## WHAT IS BEING ASKED:
Please give the entries again in full and exactly, without any picture.

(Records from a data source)
## start
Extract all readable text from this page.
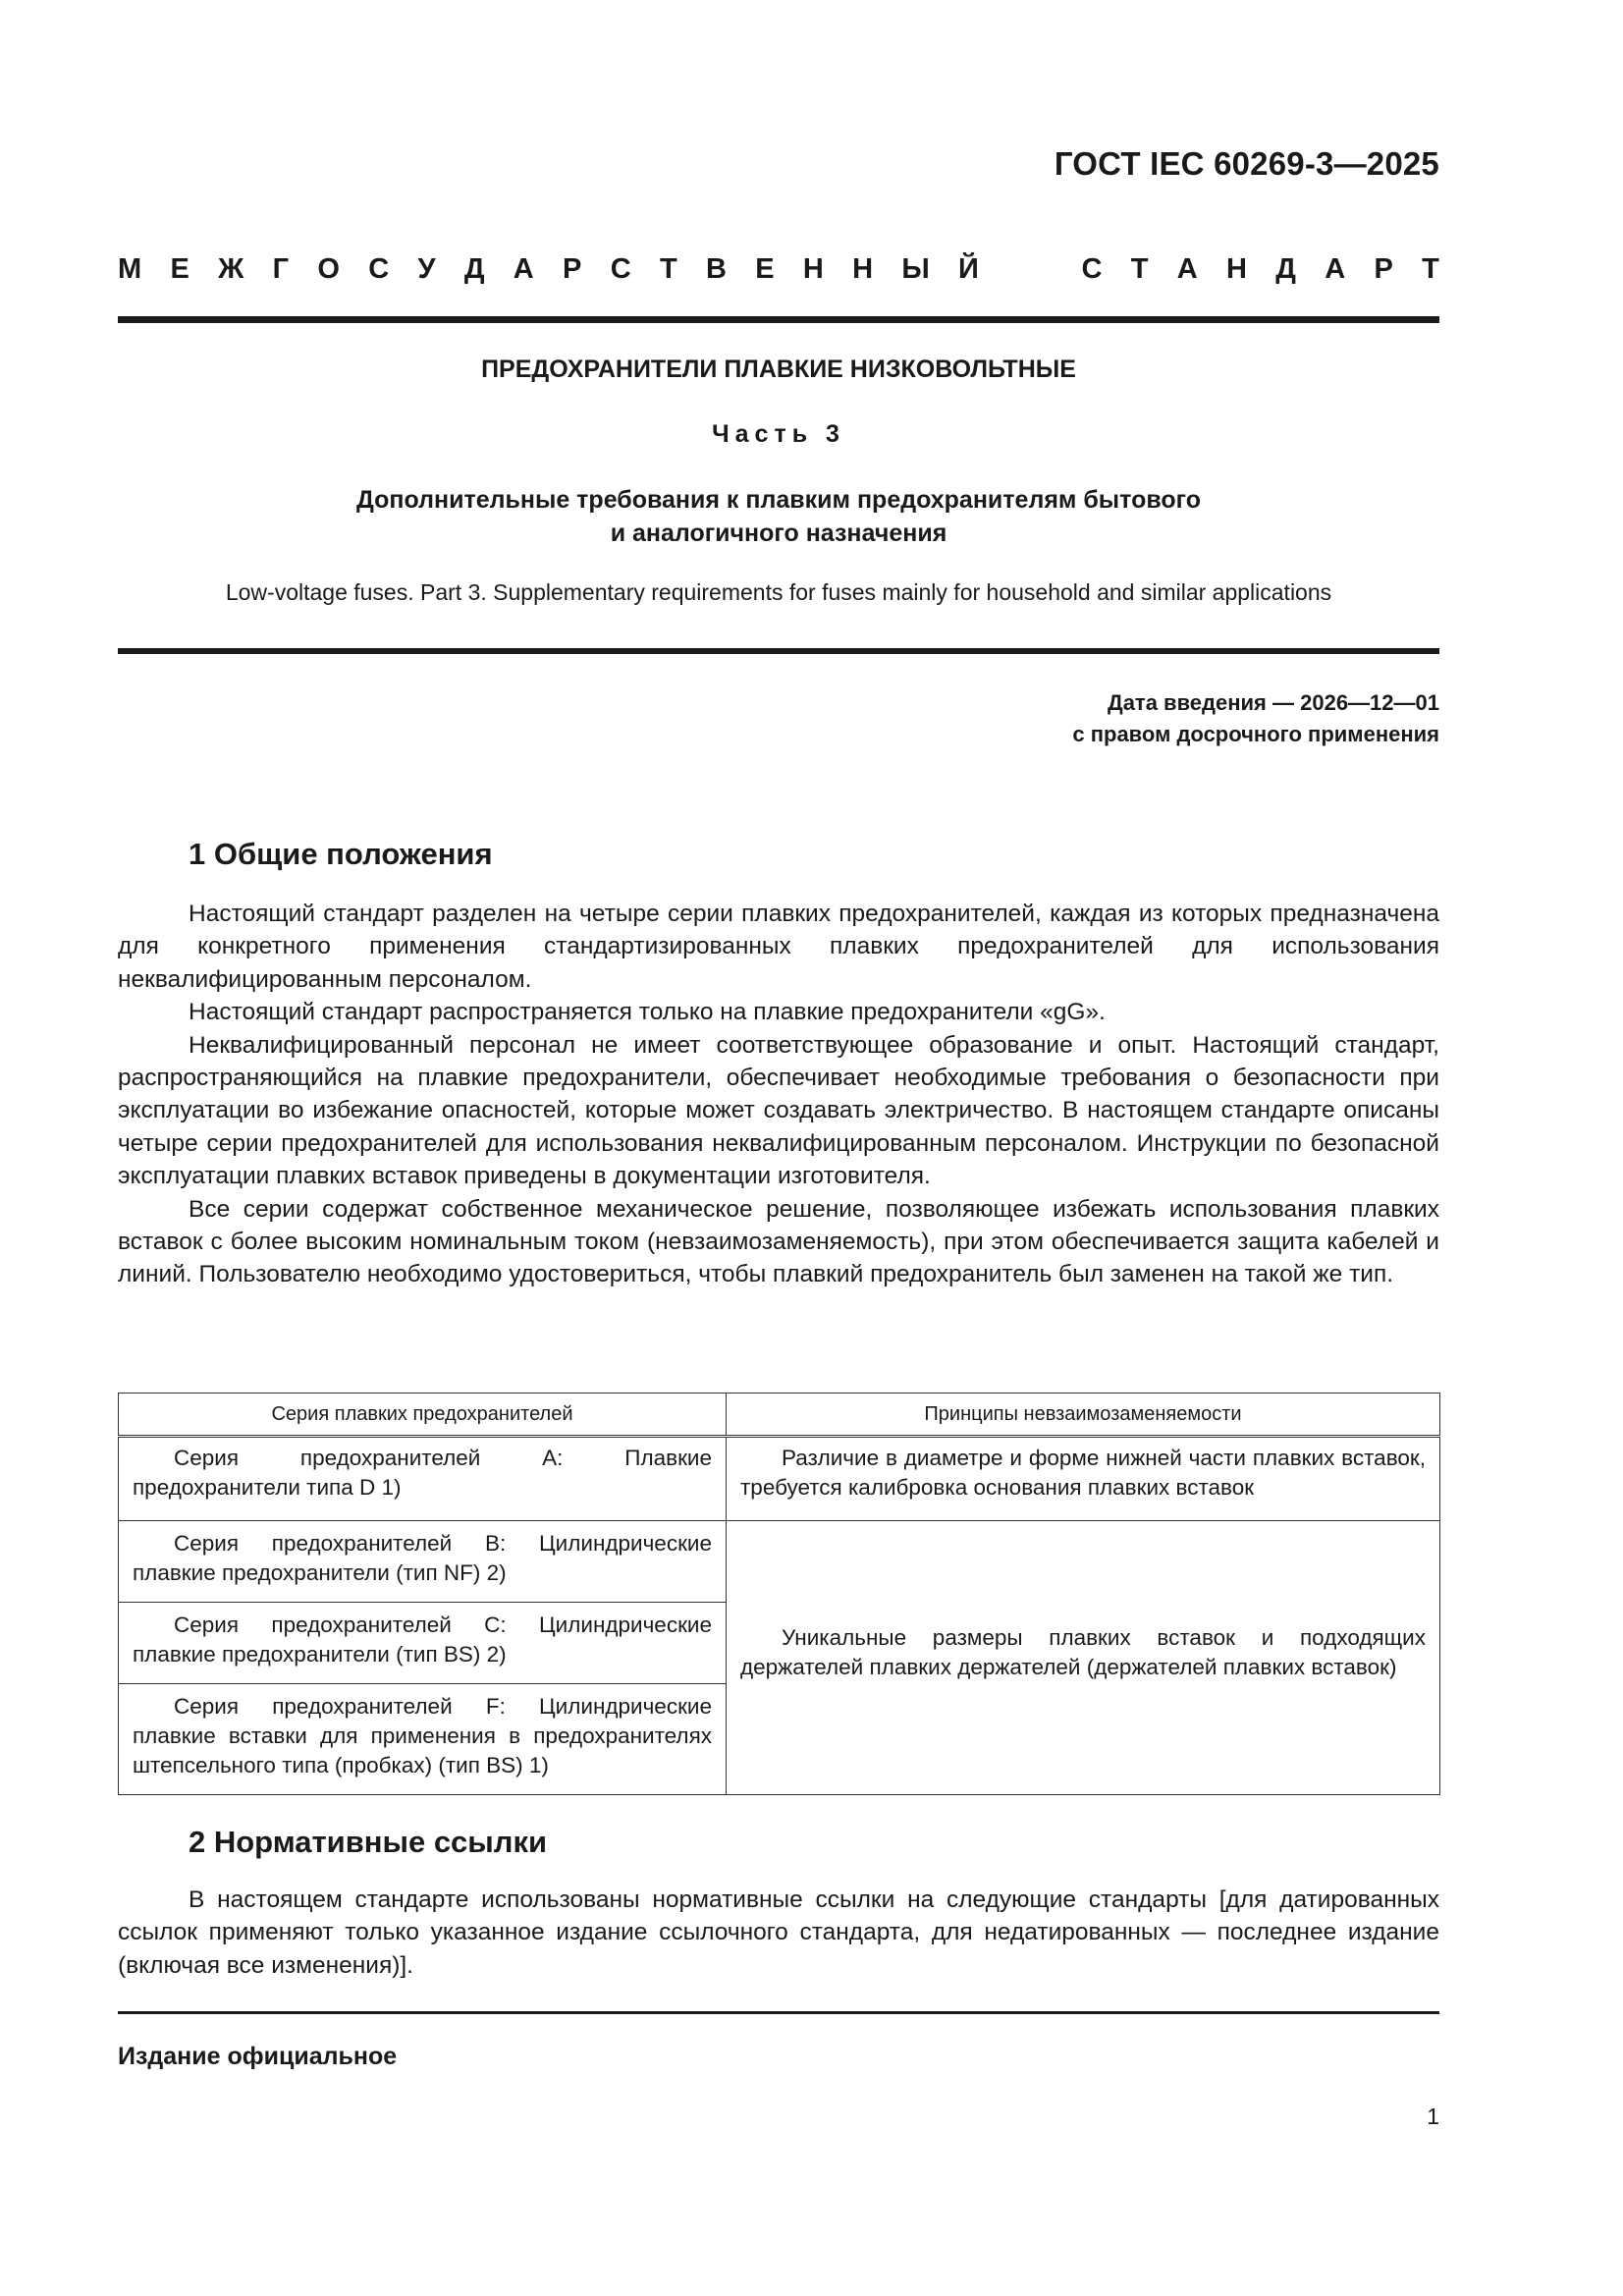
ГОСТ IEC 60269-3—2025
М Е Ж Г О С У Д А Р С Т В Е Н Н Ы Й	С Т А Н Д А Р Т
ПРЕДОХРАНИТЕЛИ ПЛАВКИЕ НИЗКОВОЛЬТНЫЕ
Часть 3
Дополнительные требования к плавким предохранителям бытового
и аналогичного назначения
Low-voltage fuses. Part 3. Supplementary requirements for fuses mainly for household and similar applications
Дата введения — 2026—12—01
с правом досрочного применения
1 Общие положения

Настоящий стандарт разделен на четыре серии плавких предохранителей, каждая из которых предназначена для конкретного применения стандартизированных плавких предохранителей для использования неквалифицированным персоналом.

Настоящий стандарт распространяется только на плавкие предохранители «gG».

Неквалифицированный персонал не имеет соответствующее образование и опыт. Настоящий стандарт, распространяющийся на плавкие предохранители, обеспечивает необходимые требования о безопасности при эксплуатации во избежание опасностей, которые может создавать электричество. В настоящем стандарте описаны четыре серии предохранителей для использования неквалифицированным персоналом. Инструкции по безопасной эксплуатации плавких вставок приведены в документации изготовителя.

Все серии содержат собственное механическое решение, позволяющее избежать использования плавких вставок с более высоким номинальным током (невзаимозаменяемость), при этом обеспечивается защита кабелей и линий. Пользователю необходимо удостовериться, чтобы плавкий предохранитель был заменен на такой же тип.

Серия плавких предохранителей	Принципы невзаимозаменяемости
Серия предохранителей А: Плавкие предохранители типа D 1)	Различие в диаметре и форме нижней части плавких вставок, требуется калибровка основания плавких вставок
Серия предохранителей В: Цилиндрические плавкие предохранители (тип NF) 2)	Уникальные размеры плавких вставок и подходящих держателей плавких держателей (держателей плавких вставок)
Серия предохранителей С: Цилиндрические плавкие предохранители (тип BS) 2)	
Серия предохранителей F: Цилиндрические плавкие вставки для применения в предохранителях штепсельного типа (пробках) (тип BS) 1)	
2 Нормативные ссылки

В настоящем стандарте использованы нормативные ссылки на следующие стандарты [для датированных ссылок применяют только указанное издание ссылочного стандарта, для недатированных — последнее издание (включая все изменения)].

Издание официальное
1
## end
## RESPONSE TO THE TASK:
Extract all readable text from this page.
ГОСТ IEC 60269-3—2025
М Е Ж Г О С У Д А Р С Т В Е Н Н Ы Й	С Т А Н Д А Р Т
ПРЕДОХРАНИТЕЛИ ПЛАВКИЕ НИЗКОВОЛЬТНЫЕ
Часть 3
Дополнительные требования к плавким предохранителям бытового
и аналогичного назначения
Low-voltage fuses. Part 3. Supplementary requirements for fuses mainly for household and similar applications
Дата введения — 2026—12—01
с правом досрочного применения
1 Общие положения

Настоящий стандарт разделен на четыре серии плавких предохранителей, каждая из которых предназначена для конкретного применения стандартизированных плавких предохранителей для использования неквалифицированным персоналом.

Настоящий стандарт распространяется только на плавкие предохранители «gG».

Неквалифицированный персонал не имеет соответствующее образование и опыт. Настоящий стандарт, распространяющийся на плавкие предохранители, обеспечивает необходимые требования о безопасности при эксплуатации во избежание опасностей, которые может создавать электричество. В настоящем стандарте описаны четыре серии предохранителей для использования неквалифицированным персоналом. Инструкции по безопасной эксплуатации плавких вставок приведены в документации изготовителя.

Все серии содержат собственное механическое решение, позволяющее избежать использования плавких вставок с более высоким номинальным током (невзаимозаменяемость), при этом обеспечивается защита кабелей и линий. Пользователю необходимо удостовериться, чтобы плавкий предохранитель был заменен на такой же тип.

Серия плавких предохранителей	Принципы невзаимозаменяемости
Серия предохранителей А: Плавкие предохранители типа D 1)	Различие в диаметре и форме нижней части плавких вставок, требуется калибровка основания плавких вставок
Серия предохранителей В: Цилиндрические плавкие предохранители (тип NF) 2)	Уникальные размеры плавких вставок и подходящих держателей плавких держателей (держателей плавких вставок)
Серия предохранителей С: Цилиндрические плавкие предохранители (тип BS) 2)	
Серия предохранителей F: Цилиндрические плавкие вставки для применения в предохранителях штепсельного типа (пробках) (тип BS) 1)	
2 Нормативные ссылки

В настоящем стандарте использованы нормативные ссылки на следующие стандарты [для датированных ссылок применяют только указанное издание ссылочного стандарта, для недатированных — последнее издание (включая все изменения)].

Издание официальное
1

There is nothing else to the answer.